Objective: Leave out the images and repeat the listing below without a single change.

# START OF Dataset

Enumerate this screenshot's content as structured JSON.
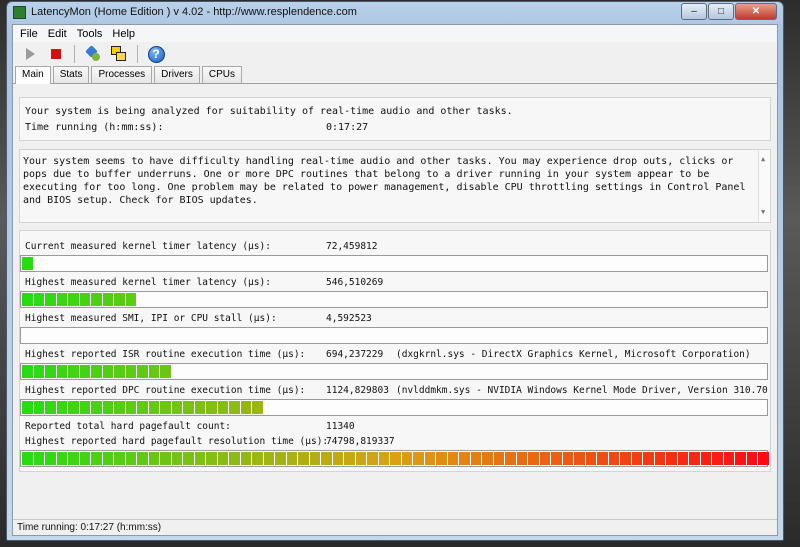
{
  "window": {
    "title": "LatencyMon  (Home Edition )  v 4.02 - http://www.resplendence.com",
    "minimize_label": "–",
    "maximize_label": "□",
    "close_label": "✕"
  },
  "menu": [
    "File",
    "Edit",
    "Tools",
    "Help"
  ],
  "toolbar": {
    "icons": [
      "play-icon",
      "stop-icon",
      "tools-icon",
      "windows-icon",
      "help-icon"
    ],
    "help_glyph": "?"
  },
  "tabs": [
    "Main",
    "Stats",
    "Processes",
    "Drivers",
    "CPUs"
  ],
  "status": {
    "analyzing": "Your system is being analyzed for suitability of real-time audio and other tasks.",
    "time_label": "Time running (h:mm:ss):",
    "time_value": "0:17:27"
  },
  "message": "Your system seems to have difficulty handling real-time audio and other tasks. You may experience drop outs, clicks or pops due to buffer underruns. One or more DPC routines that belong to a driver running in your system appear to be executing for too long. One problem may be related to power management, disable CPU throttling settings in Control Panel and BIOS setup. Check for BIOS updates.",
  "scroll": {
    "up": "▲",
    "down": "▼"
  },
  "metrics": [
    {
      "label": "Current measured kernel timer latency (µs):",
      "value": "72,459812",
      "detail": "",
      "bar_fill": 0.015
    },
    {
      "label": "Highest measured kernel timer latency (µs):",
      "value": "546,510269",
      "detail": "",
      "bar_fill": 0.15
    },
    {
      "label": "Highest measured SMI, IPI or CPU stall (µs):",
      "value": "4,592523",
      "detail": "",
      "bar_fill": 0.0
    },
    {
      "label": "Highest reported ISR routine execution time (µs):",
      "value": "694,237229",
      "detail": "(dxgkrnl.sys - DirectX Graphics Kernel, Microsoft Corporation)",
      "bar_fill": 0.2
    },
    {
      "label": "Highest reported DPC routine execution time (µs):",
      "value": "1124,829803",
      "detail": "(nvlddmkm.sys - NVIDIA Windows Kernel Mode Driver, Version 310.70",
      "bar_fill": 0.325
    }
  ],
  "pagefault_count": {
    "label": "Reported total hard pagefault count:",
    "value": "11340"
  },
  "pagefault_time": {
    "label": "Highest reported hard pagefault resolution time (µs):",
    "value": "74798,819337",
    "bar_fill": 1.0
  },
  "statusbar": "Time running: 0:17:27  (h:mm:ss)"
}
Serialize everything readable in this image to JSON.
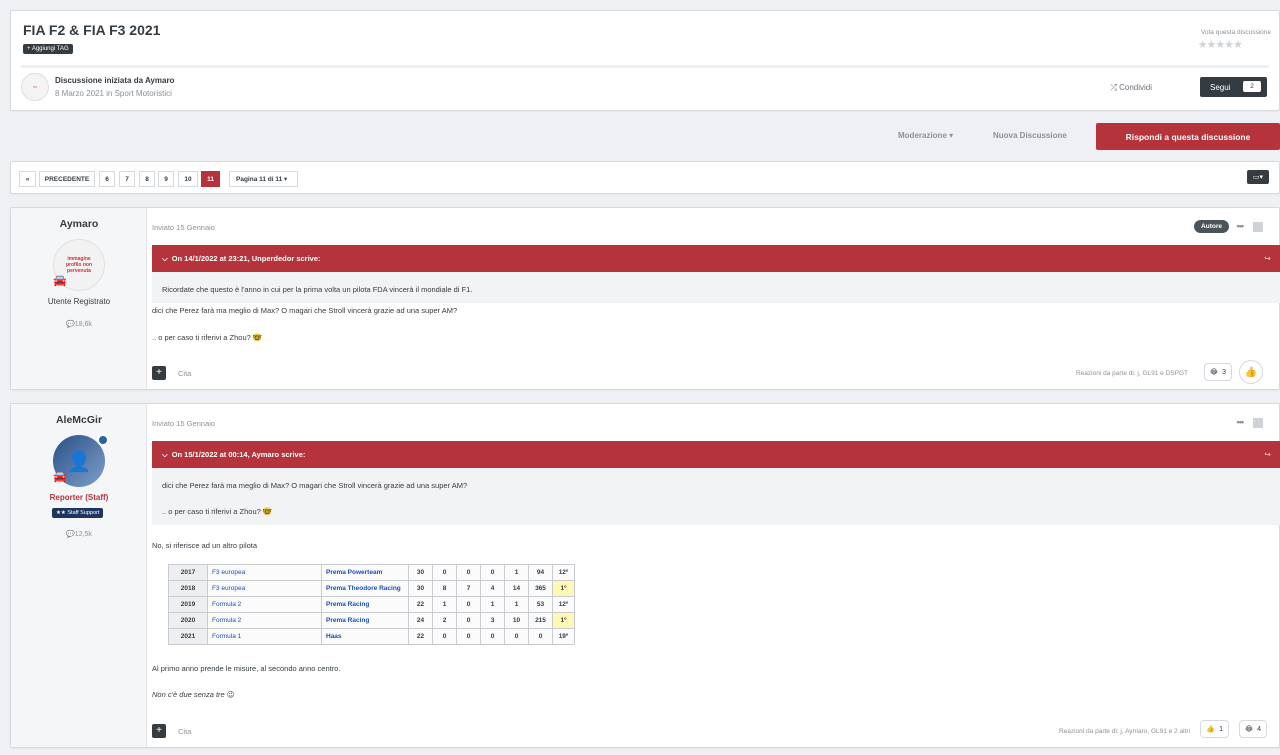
{
  "header": {
    "title": "FIA F2 & FIA F3 2021",
    "tag_button": "+ Aggiungi TAG",
    "rate_label": "Vota questa discussione",
    "stars": "★★★★★",
    "started_by": "Discussione iniziata da Aymaro",
    "started_meta": "8 Marzo 2021 in Sport Motoristici",
    "share_label": "Condividi",
    "follow_label": "Segui",
    "follow_count": "2"
  },
  "actions": {
    "moderation": "Moderazione ▾",
    "new_discussion": "Nuova Discussione",
    "reply": "Rispondi a questa discussione"
  },
  "pagination": {
    "first": "«",
    "prev": "PRECEDENTE",
    "pages": [
      "6",
      "7",
      "8",
      "9",
      "10",
      "11"
    ],
    "active": "11",
    "page_select": "Pagina 11 di 11 ▾"
  },
  "posts": [
    {
      "author": "Aymaro",
      "group": "Utente Registrato",
      "post_count": "18,6k",
      "avatar_text": "immagine profilo non pervenuta",
      "date": "Inviato 15 Gennaio",
      "author_badge": "Autore",
      "quote_head": "On 14/1/2022 at 23:21, Unperdedor scrive:",
      "quote_lines": [
        "Ricordate che questo è l'anno in cui per la prima volta un pilota FDA vincerà il mondiale di F1."
      ],
      "body_lines": [
        "dici che Perez farà ma meglio di Max? O magari che Stroll vincerà grazie ad una super AM?",
        ".. o per caso ti riferivi a Zhou? 🤓"
      ],
      "cite": "Cita",
      "reactions_label": "Reazioni da parte di: j, GL91 e DSPGT",
      "reactions": [
        {
          "emoji": "😂",
          "count": "3"
        }
      ]
    },
    {
      "author": "AleMcGir",
      "group": "Reporter (Staff)",
      "staff_badge": "★★ Staff Support",
      "post_count": "12,5k",
      "date": "Inviato 15 Gennaio",
      "quote_head": "On 15/1/2022 at 00:14, Aymaro scrive:",
      "quote_lines": [
        "dici che Perez farà ma meglio di Max? O magari che Stroll vincerà grazie ad una super AM?",
        ".. o per caso ti riferivi a Zhou? 🤓"
      ],
      "body_intro": "No, si riferisce ad un altro pilota",
      "table": [
        {
          "year": "2017",
          "series": "F3 europea",
          "team": "Prema Powerteam",
          "c1": "30",
          "c2": "0",
          "c3": "0",
          "c4": "0",
          "c5": "1",
          "c6": "94",
          "pos": "12º",
          "champ": false
        },
        {
          "year": "2018",
          "series": "F3 europea",
          "team": "Prema Theodore Racing",
          "c1": "30",
          "c2": "8",
          "c3": "7",
          "c4": "4",
          "c5": "14",
          "c6": "365",
          "pos": "1º",
          "champ": true
        },
        {
          "year": "2019",
          "series": "Formula 2",
          "team": "Prema Racing",
          "c1": "22",
          "c2": "1",
          "c3": "0",
          "c4": "1",
          "c5": "1",
          "c6": "53",
          "pos": "12º",
          "champ": false
        },
        {
          "year": "2020",
          "series": "Formula 2",
          "team": "Prema Racing",
          "c1": "24",
          "c2": "2",
          "c3": "0",
          "c4": "3",
          "c5": "10",
          "c6": "215",
          "pos": "1º",
          "champ": true
        },
        {
          "year": "2021",
          "series": "Formula 1",
          "team": "Haas",
          "c1": "22",
          "c2": "0",
          "c3": "0",
          "c4": "0",
          "c5": "0",
          "c6": "0",
          "pos": "19º",
          "champ": false
        }
      ],
      "body_after_1": "Al primo anno prende le misure, al secondo anno centro.",
      "body_after_2": "Non c'è due senza tre 😉",
      "cite": "Cita",
      "reactions_label": "Reazioni da parte di: j, Aymaro, GL91 e 2 altri",
      "reactions": [
        {
          "emoji": "👍",
          "count": "1"
        },
        {
          "emoji": "😂",
          "count": "4"
        }
      ]
    }
  ],
  "colors": {
    "accent": "#b5333a",
    "dark": "#353c41",
    "muted": "#8a9299"
  }
}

# END OF Dataset

Completed exercise:
Enumerate this screenshot's content as structured JSON.
{
  "window": {
    "title": "LatencyMon  (Home Edition )  v 4.02 - http://www.resplendence.com",
    "minimize_label": "–",
    "maximize_label": "□",
    "close_label": "✕"
  },
  "menu": [
    "File",
    "Edit",
    "Tools",
    "Help"
  ],
  "toolbar": {
    "icons": [
      "play-icon",
      "stop-icon",
      "tools-icon",
      "windows-icon",
      "help-icon"
    ],
    "help_glyph": "?"
  },
  "tabs": [
    "Main",
    "Stats",
    "Processes",
    "Drivers",
    "CPUs"
  ],
  "status": {
    "analyzing": "Your system is being analyzed for suitability of real-time audio and other tasks.",
    "time_label": "Time running (h:mm:ss):",
    "time_value": "0:17:27"
  },
  "message": "Your system seems to have difficulty handling real-time audio and other tasks. You may experience drop outs, clicks or pops due to buffer underruns. One or more DPC routines that belong to a driver running in your system appear to be executing for too long. One problem may be related to power management, disable CPU throttling settings in Control Panel and BIOS setup. Check for BIOS updates.",
  "scroll": {
    "up": "▲",
    "down": "▼"
  },
  "metrics": [
    {
      "label": "Current measured kernel timer latency (µs):",
      "value": "72,459812",
      "detail": "",
      "bar_fill": 0.015
    },
    {
      "label": "Highest measured kernel timer latency (µs):",
      "value": "546,510269",
      "detail": "",
      "bar_fill": 0.15
    },
    {
      "label": "Highest measured SMI, IPI or CPU stall (µs):",
      "value": "4,592523",
      "detail": "",
      "bar_fill": 0.0
    },
    {
      "label": "Highest reported ISR routine execution time (µs):",
      "value": "694,237229",
      "detail": "(dxgkrnl.sys - DirectX Graphics Kernel, Microsoft Corporation)",
      "bar_fill": 0.2
    },
    {
      "label": "Highest reported DPC routine execution time (µs):",
      "value": "1124,829803",
      "detail": "(nvlddmkm.sys - NVIDIA Windows Kernel Mode Driver, Version 310.70",
      "bar_fill": 0.325
    }
  ],
  "pagefault_count": {
    "label": "Reported total hard pagefault count:",
    "value": "11340"
  },
  "pagefault_time": {
    "label": "Highest reported hard pagefault resolution time (µs):",
    "value": "74798,819337",
    "bar_fill": 1.0
  },
  "statusbar": "Time running: 0:17:27  (h:mm:ss)"
}
Serialize everything readable in this image to JSON.
{
  "header": {
    "title": "FIA F2 & FIA F3 2021",
    "tag_button": "+ Aggiungi TAG",
    "rate_label": "Vota questa discussione",
    "stars": "★★★★★",
    "started_by": "Discussione iniziata da Aymaro",
    "started_meta": "8 Marzo 2021 in Sport Motoristici",
    "share_label": "Condividi",
    "follow_label": "Segui",
    "follow_count": "2"
  },
  "actions": {
    "moderation": "Moderazione ▾",
    "new_discussion": "Nuova Discussione",
    "reply": "Rispondi a questa discussione"
  },
  "pagination": {
    "first": "«",
    "prev": "PRECEDENTE",
    "pages": [
      "6",
      "7",
      "8",
      "9",
      "10",
      "11"
    ],
    "active": "11",
    "page_select": "Pagina 11 di 11 ▾"
  },
  "posts": [
    {
      "author": "Aymaro",
      "group": "Utente Registrato",
      "post_count": "18,6k",
      "avatar_text": "immagine profilo non pervenuta",
      "date": "Inviato 15 Gennaio",
      "author_badge": "Autore",
      "quote_head": "On 14/1/2022 at 23:21, Unperdedor scrive:",
      "quote_lines": [
        "Ricordate che questo è l'anno in cui per la prima volta un pilota FDA vincerà il mondiale di F1."
      ],
      "body_lines": [
        "dici che Perez farà ma meglio di Max? O magari che Stroll vincerà grazie ad una super AM?",
        ".. o per caso ti riferivi a Zhou? 🤓"
      ],
      "cite": "Cita",
      "reactions_label": "Reazioni da parte di: j, GL91 e DSPGT",
      "reactions": [
        {
          "emoji": "😂",
          "count": "3"
        }
      ]
    },
    {
      "author": "AleMcGir",
      "group": "Reporter (Staff)",
      "staff_badge": "★★ Staff Support",
      "post_count": "12,5k",
      "date": "Inviato 15 Gennaio",
      "quote_head": "On 15/1/2022 at 00:14, Aymaro scrive:",
      "quote_lines": [
        "dici che Perez farà ma meglio di Max? O magari che Stroll vincerà grazie ad una super AM?",
        ".. o per caso ti riferivi a Zhou? 🤓"
      ],
      "body_intro": "No, si riferisce ad un altro pilota",
      "table": [
        {
          "year": "2017",
          "series": "F3 europea",
          "team": "Prema Powerteam",
          "c1": "30",
          "c2": "0",
          "c3": "0",
          "c4": "0",
          "c5": "1",
          "c6": "94",
          "pos": "12º",
          "champ": false
        },
        {
          "year": "2018",
          "series": "F3 europea",
          "team": "Prema Theodore Racing",
          "c1": "30",
          "c2": "8",
          "c3": "7",
          "c4": "4",
          "c5": "14",
          "c6": "365",
          "pos": "1º",
          "champ": true
        },
        {
          "year": "2019",
          "series": "Formula 2",
          "team": "Prema Racing",
          "c1": "22",
          "c2": "1",
          "c3": "0",
          "c4": "1",
          "c5": "1",
          "c6": "53",
          "pos": "12º",
          "champ": false
        },
        {
          "year": "2020",
          "series": "Formula 2",
          "team": "Prema Racing",
          "c1": "24",
          "c2": "2",
          "c3": "0",
          "c4": "3",
          "c5": "10",
          "c6": "215",
          "pos": "1º",
          "champ": true
        },
        {
          "year": "2021",
          "series": "Formula 1",
          "team": "Haas",
          "c1": "22",
          "c2": "0",
          "c3": "0",
          "c4": "0",
          "c5": "0",
          "c6": "0",
          "pos": "19º",
          "champ": false
        }
      ],
      "body_after_1": "Al primo anno prende le misure, al secondo anno centro.",
      "body_after_2": "Non c'è due senza tre 😉",
      "cite": "Cita",
      "reactions_label": "Reazioni da parte di: j, Aymaro, GL91 e 2 altri",
      "reactions": [
        {
          "emoji": "👍",
          "count": "1"
        },
        {
          "emoji": "😂",
          "count": "4"
        }
      ]
    }
  ],
  "colors": {
    "accent": "#b5333a",
    "dark": "#353c41",
    "muted": "#8a9299"
  }
}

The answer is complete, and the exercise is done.